**Study material:**
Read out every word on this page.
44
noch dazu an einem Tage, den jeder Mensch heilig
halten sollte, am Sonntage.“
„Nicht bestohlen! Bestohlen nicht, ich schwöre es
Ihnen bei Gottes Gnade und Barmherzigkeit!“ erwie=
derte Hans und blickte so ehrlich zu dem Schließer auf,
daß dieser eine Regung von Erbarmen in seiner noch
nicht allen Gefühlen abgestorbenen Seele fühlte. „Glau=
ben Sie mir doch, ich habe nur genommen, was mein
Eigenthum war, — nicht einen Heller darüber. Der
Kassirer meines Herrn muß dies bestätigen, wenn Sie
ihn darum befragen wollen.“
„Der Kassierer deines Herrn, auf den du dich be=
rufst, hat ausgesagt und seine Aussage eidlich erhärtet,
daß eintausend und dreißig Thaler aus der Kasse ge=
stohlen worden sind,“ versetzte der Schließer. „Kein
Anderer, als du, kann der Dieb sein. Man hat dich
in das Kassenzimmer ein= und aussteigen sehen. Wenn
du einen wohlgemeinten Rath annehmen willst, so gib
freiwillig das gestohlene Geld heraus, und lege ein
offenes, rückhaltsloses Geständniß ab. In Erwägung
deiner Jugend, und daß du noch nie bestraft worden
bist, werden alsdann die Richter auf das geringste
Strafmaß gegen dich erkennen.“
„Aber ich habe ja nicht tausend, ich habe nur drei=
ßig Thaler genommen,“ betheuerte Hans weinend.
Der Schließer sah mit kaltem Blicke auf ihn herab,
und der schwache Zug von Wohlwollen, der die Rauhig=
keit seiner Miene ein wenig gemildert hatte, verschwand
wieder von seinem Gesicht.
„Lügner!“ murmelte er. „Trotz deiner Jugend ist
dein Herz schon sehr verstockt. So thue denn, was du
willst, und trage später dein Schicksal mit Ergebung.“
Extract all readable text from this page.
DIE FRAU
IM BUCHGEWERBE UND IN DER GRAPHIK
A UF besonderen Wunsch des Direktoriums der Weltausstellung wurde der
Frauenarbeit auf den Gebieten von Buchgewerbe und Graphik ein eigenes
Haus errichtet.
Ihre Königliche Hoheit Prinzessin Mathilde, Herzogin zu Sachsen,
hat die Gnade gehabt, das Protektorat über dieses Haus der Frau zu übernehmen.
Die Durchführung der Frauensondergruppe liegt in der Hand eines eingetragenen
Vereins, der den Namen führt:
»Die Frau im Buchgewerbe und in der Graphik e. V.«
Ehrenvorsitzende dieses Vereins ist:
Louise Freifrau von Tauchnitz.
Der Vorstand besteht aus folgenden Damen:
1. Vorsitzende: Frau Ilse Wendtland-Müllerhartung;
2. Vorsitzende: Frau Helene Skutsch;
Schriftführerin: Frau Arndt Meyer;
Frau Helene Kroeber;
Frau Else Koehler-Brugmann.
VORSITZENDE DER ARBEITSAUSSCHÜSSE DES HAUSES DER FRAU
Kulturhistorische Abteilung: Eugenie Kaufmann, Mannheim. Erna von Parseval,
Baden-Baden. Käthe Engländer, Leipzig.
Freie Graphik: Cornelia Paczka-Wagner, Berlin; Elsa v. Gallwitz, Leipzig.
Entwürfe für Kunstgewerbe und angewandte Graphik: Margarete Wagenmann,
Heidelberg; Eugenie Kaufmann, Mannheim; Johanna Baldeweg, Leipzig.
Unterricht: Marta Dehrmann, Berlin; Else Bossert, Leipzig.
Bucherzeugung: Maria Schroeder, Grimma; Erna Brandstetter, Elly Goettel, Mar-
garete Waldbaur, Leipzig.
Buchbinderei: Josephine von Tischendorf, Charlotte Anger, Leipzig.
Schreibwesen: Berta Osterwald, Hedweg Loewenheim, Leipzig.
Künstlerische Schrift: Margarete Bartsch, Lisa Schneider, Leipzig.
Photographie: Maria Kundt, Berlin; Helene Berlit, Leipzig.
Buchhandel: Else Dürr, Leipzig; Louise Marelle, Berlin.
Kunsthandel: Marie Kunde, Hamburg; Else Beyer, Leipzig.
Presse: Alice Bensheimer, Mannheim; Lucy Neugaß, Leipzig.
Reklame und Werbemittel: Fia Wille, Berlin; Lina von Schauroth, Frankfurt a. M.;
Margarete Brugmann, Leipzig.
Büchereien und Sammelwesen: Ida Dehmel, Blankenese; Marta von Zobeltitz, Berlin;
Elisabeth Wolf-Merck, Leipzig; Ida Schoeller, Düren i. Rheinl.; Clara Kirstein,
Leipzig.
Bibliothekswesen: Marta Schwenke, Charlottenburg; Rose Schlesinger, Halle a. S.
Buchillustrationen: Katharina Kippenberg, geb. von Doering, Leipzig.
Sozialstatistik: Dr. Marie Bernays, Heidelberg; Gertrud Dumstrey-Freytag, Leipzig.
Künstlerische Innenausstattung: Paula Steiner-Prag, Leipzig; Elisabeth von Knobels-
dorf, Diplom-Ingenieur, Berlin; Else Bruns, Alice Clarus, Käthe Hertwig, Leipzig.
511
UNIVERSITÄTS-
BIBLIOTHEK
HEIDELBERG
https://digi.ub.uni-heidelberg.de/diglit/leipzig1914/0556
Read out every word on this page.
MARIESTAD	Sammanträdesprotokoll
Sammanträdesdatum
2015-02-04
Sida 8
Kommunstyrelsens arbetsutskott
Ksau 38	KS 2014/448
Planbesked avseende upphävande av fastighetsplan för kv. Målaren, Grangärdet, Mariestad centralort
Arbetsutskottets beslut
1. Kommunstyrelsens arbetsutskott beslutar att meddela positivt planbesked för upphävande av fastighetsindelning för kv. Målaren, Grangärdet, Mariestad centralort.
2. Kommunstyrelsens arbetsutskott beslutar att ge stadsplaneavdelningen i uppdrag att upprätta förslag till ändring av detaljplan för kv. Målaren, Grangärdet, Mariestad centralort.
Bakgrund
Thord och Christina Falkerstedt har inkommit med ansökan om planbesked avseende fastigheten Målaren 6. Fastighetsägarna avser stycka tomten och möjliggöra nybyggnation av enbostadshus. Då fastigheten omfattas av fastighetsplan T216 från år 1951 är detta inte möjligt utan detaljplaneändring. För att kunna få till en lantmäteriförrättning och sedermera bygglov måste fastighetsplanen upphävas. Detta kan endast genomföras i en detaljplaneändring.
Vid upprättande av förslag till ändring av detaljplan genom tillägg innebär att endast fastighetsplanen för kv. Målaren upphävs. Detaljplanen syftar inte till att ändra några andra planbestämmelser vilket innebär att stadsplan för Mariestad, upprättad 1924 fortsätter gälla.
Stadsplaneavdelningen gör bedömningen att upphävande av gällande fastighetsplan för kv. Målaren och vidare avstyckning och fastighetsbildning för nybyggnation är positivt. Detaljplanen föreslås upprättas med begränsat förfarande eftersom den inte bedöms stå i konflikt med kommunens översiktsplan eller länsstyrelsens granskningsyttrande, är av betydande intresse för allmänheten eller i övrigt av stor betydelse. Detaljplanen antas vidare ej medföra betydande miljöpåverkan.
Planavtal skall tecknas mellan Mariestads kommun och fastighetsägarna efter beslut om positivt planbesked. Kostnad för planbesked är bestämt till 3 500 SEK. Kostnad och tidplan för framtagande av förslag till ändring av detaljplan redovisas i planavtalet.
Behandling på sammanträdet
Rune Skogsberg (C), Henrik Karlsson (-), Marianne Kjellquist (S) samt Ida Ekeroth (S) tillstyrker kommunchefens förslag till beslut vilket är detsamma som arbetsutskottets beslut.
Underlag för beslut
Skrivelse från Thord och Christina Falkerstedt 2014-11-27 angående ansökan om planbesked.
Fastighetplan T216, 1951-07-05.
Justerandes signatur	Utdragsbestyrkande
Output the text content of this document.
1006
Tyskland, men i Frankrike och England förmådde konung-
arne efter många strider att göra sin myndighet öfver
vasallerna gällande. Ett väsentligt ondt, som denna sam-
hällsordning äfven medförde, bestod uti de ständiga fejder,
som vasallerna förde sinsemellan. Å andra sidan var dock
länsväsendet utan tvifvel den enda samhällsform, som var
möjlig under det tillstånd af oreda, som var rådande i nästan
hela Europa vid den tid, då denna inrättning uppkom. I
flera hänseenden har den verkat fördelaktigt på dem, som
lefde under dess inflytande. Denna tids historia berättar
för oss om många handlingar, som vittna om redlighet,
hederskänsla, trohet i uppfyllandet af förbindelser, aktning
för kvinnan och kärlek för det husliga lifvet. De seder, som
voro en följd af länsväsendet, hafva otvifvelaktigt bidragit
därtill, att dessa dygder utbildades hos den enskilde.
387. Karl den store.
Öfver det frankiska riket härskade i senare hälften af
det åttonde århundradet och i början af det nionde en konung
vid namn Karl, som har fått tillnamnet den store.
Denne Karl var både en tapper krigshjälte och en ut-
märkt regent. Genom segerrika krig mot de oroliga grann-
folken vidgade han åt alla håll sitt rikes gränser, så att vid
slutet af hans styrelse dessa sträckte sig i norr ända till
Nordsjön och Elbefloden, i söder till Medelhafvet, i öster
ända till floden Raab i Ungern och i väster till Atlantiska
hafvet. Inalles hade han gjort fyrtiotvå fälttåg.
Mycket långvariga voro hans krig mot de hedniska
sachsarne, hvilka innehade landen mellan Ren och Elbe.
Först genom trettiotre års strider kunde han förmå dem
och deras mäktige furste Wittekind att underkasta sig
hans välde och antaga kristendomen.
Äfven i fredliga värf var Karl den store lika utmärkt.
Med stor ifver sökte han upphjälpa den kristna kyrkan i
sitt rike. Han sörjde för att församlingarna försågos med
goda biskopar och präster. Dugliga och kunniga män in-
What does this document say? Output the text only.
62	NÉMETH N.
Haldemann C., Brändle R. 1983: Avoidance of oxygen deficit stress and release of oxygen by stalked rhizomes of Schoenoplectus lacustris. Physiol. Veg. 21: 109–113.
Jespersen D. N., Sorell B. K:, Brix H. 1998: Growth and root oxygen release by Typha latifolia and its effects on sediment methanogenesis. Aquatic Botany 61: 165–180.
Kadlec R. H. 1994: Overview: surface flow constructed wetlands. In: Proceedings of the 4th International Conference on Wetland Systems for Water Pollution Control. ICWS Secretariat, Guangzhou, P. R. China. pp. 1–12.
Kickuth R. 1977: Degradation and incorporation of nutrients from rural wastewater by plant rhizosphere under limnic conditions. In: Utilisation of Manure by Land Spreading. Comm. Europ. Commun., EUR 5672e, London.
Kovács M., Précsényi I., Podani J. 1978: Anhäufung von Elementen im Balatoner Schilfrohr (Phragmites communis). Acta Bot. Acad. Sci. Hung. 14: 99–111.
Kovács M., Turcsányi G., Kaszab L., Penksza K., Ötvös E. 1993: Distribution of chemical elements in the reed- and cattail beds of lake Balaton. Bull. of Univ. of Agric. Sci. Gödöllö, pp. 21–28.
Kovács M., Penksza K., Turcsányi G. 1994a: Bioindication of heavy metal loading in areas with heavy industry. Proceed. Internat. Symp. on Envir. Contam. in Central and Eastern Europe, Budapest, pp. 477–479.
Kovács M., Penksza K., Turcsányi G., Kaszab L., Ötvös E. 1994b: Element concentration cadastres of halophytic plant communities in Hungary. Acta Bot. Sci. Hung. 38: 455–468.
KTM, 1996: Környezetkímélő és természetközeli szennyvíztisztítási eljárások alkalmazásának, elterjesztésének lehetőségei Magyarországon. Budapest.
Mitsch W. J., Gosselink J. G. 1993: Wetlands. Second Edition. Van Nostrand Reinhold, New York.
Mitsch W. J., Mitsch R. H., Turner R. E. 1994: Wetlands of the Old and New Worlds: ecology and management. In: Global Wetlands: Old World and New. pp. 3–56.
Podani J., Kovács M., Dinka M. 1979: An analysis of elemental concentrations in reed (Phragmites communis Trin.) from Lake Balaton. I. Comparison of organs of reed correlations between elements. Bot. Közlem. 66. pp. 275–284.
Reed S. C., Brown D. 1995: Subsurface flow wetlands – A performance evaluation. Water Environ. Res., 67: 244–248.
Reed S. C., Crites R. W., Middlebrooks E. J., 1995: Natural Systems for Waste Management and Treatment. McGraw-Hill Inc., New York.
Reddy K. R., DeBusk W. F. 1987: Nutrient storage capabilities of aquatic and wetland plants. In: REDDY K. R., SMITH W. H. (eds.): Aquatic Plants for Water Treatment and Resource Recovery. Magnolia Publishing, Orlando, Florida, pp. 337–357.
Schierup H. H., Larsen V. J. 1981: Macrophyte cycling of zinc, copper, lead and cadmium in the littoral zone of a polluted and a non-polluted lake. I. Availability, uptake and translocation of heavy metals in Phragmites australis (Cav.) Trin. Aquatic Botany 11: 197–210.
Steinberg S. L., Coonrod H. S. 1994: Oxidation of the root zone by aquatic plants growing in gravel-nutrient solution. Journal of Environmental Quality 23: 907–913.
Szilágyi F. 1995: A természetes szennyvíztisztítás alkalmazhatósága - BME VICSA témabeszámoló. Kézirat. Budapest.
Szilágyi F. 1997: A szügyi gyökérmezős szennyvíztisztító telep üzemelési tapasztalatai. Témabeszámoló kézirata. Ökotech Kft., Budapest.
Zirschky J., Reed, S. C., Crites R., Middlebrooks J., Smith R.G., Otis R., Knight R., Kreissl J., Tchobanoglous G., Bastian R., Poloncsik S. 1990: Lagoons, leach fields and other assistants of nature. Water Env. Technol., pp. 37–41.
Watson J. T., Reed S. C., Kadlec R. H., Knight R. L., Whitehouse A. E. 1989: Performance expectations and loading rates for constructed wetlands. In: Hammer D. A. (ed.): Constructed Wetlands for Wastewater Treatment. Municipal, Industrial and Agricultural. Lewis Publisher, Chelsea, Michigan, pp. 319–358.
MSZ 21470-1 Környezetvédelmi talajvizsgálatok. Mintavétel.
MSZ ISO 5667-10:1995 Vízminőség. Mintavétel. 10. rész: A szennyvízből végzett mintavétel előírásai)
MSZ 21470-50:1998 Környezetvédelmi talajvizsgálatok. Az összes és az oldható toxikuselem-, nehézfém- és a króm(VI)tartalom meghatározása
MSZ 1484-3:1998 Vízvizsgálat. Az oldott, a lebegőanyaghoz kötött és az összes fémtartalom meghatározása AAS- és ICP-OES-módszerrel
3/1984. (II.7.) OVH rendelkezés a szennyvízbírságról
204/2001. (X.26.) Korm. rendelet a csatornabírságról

**Your assignment:** Note how many lines in the material contain the string "Systems", and give that number alone.

**Output for this task:** 2